- [Records provided]
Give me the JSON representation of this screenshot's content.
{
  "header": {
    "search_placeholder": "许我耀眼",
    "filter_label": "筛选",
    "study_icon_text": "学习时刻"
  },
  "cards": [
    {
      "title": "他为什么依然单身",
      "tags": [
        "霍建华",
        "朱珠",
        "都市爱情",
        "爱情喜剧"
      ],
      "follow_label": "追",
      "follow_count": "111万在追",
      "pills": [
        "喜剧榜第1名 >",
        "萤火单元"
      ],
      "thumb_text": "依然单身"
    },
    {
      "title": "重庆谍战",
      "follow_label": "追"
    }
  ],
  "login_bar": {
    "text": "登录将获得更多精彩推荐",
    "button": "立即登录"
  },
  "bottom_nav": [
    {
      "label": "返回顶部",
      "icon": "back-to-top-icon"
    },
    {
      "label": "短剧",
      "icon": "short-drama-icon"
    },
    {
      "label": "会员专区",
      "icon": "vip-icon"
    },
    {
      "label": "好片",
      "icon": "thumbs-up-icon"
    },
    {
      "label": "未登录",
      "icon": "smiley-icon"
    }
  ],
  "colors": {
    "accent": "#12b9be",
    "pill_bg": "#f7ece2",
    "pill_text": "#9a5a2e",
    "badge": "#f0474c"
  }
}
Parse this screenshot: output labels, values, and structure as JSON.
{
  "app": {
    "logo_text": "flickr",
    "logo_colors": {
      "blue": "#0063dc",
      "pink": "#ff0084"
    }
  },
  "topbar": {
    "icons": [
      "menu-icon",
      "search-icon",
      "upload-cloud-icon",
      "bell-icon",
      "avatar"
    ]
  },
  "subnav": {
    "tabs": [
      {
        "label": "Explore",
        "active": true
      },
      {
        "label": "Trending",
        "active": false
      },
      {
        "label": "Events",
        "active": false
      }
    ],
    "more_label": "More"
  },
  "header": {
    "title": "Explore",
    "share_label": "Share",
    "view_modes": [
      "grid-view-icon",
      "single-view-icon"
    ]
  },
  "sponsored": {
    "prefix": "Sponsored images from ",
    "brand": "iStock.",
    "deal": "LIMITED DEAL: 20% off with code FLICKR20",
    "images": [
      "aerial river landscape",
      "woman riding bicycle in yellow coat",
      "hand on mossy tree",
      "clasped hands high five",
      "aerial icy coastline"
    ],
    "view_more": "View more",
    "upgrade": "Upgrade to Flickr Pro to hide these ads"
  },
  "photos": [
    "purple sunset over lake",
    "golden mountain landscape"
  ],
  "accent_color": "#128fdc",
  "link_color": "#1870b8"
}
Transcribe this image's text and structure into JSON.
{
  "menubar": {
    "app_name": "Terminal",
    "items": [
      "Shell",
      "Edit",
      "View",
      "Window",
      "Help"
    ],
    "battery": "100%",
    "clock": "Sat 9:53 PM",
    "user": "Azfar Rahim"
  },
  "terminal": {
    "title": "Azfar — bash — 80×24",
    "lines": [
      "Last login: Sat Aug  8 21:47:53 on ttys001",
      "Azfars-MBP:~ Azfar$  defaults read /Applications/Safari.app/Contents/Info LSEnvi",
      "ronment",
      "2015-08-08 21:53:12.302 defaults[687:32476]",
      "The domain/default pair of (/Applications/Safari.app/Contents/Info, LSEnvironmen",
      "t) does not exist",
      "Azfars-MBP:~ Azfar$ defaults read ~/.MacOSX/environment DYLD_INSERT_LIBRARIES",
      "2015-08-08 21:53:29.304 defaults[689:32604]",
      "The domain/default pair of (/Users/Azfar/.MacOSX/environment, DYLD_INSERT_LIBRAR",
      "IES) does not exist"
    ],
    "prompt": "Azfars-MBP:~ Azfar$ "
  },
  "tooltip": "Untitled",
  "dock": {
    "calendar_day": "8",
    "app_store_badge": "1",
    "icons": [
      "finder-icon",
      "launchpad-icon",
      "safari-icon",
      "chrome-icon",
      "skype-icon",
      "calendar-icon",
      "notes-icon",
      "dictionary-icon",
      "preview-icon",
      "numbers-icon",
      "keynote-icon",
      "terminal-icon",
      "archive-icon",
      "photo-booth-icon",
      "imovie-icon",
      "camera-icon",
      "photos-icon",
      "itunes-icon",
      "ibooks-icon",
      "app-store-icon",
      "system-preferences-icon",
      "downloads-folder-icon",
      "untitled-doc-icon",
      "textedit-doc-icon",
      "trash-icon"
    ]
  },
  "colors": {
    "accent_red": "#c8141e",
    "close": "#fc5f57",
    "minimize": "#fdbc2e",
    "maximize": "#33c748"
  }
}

- [Stated exercise] Copy every line verbatim.

- [Response to the task]
Give me the JSON representation of this screenshot's content.
{
  "header": {
    "search_placeholder": "许我耀眼",
    "filter_label": "筛选",
    "study_icon_text": "学习时刻"
  },
  "cards": [
    {
      "title": "他为什么依然单身",
      "tags": [
        "霍建华",
        "朱珠",
        "都市爱情",
        "爱情喜剧"
      ],
      "follow_label": "追",
      "follow_count": "111万在追",
      "pills": [
        "喜剧榜第1名 >",
        "萤火单元"
      ],
      "thumb_text": "依然单身"
    },
    {
      "title": "重庆谍战",
      "follow_label": "追"
    }
  ],
  "login_bar": {
    "text": "登录将获得更多精彩推荐",
    "button": "立即登录"
  },
  "bottom_nav": [
    {
      "label": "返回顶部",
      "icon": "back-to-top-icon"
    },
    {
      "label": "短剧",
      "icon": "short-drama-icon"
    },
    {
      "label": "会员专区",
      "icon": "vip-icon"
    },
    {
      "label": "好片",
      "icon": "thumbs-up-icon"
    },
    {
      "label": "未登录",
      "icon": "smiley-icon"
    }
  ],
  "colors": {
    "accent": "#12b9be",
    "pill_bg": "#f7ece2",
    "pill_text": "#9a5a2e",
    "badge": "#f0474c"
  }
}
Parse this screenshot: output labels, values, and structure as JSON.
{
  "app": {
    "logo_text": "flickr",
    "logo_colors": {
      "blue": "#0063dc",
      "pink": "#ff0084"
    }
  },
  "topbar": {
    "icons": [
      "menu-icon",
      "search-icon",
      "upload-cloud-icon",
      "bell-icon",
      "avatar"
    ]
  },
  "subnav": {
    "tabs": [
      {
        "label": "Explore",
        "active": true
      },
      {
        "label": "Trending",
        "active": false
      },
      {
        "label": "Events",
        "active": false
      }
    ],
    "more_label": "More"
  },
  "header": {
    "title": "Explore",
    "share_label": "Share",
    "view_modes": [
      "grid-view-icon",
      "single-view-icon"
    ]
  },
  "sponsored": {
    "prefix": "Sponsored images from ",
    "brand": "iStock.",
    "deal": "LIMITED DEAL: 20% off with code FLICKR20",
    "images": [
      "aerial river landscape",
      "woman riding bicycle in yellow coat",
      "hand on mossy tree",
      "clasped hands high five",
      "aerial icy coastline"
    ],
    "view_more": "View more",
    "upgrade": "Upgrade to Flickr Pro to hide these ads"
  },
  "photos": [
    "purple sunset over lake",
    "golden mountain landscape"
  ],
  "accent_color": "#128fdc",
  "link_color": "#1870b8"
}
Transcribe this image's text and structure into JSON.
{
  "menubar": {
    "app_name": "Terminal",
    "items": [
      "Shell",
      "Edit",
      "View",
      "Window",
      "Help"
    ],
    "battery": "100%",
    "clock": "Sat 9:53 PM",
    "user": "Azfar Rahim"
  },
  "terminal": {
    "title": "Azfar — bash — 80×24",
    "lines": [
      "Last login: Sat Aug  8 21:47:53 on ttys001",
      "Azfars-MBP:~ Azfar$  defaults read /Applications/Safari.app/Contents/Info LSEnvi",
      "ronment",
      "2015-08-08 21:53:12.302 defaults[687:32476]",
      "The domain/default pair of (/Applications/Safari.app/Contents/Info, LSEnvironmen",
      "t) does not exist",
      "Azfars-MBP:~ Azfar$ defaults read ~/.MacOSX/environment DYLD_INSERT_LIBRARIES",
      "2015-08-08 21:53:29.304 defaults[689:32604]",
      "The domain/default pair of (/Users/Azfar/.MacOSX/environment, DYLD_INSERT_LIBRAR",
      "IES) does not exist"
    ],
    "prompt": "Azfars-MBP:~ Azfar$ "
  },
  "tooltip": "Untitled",
  "dock": {
    "calendar_day": "8",
    "app_store_badge": "1",
    "icons": [
      "finder-icon",
      "launchpad-icon",
      "safari-icon",
      "chrome-icon",
      "skype-icon",
      "calendar-icon",
      "notes-icon",
      "dictionary-icon",
      "preview-icon",
      "numbers-icon",
      "keynote-icon",
      "terminal-icon",
      "archive-icon",
      "photo-booth-icon",
      "imovie-icon",
      "camera-icon",
      "photos-icon",
      "itunes-icon",
      "ibooks-icon",
      "app-store-icon",
      "system-preferences-icon",
      "downloads-folder-icon",
      "untitled-doc-icon",
      "textedit-doc-icon",
      "trash-icon"
    ]
  },
  "colors": {
    "accent_red": "#c8141e",
    "close": "#fc5f57",
    "minimize": "#fdbc2e",
    "maximize": "#33c748"
  }
}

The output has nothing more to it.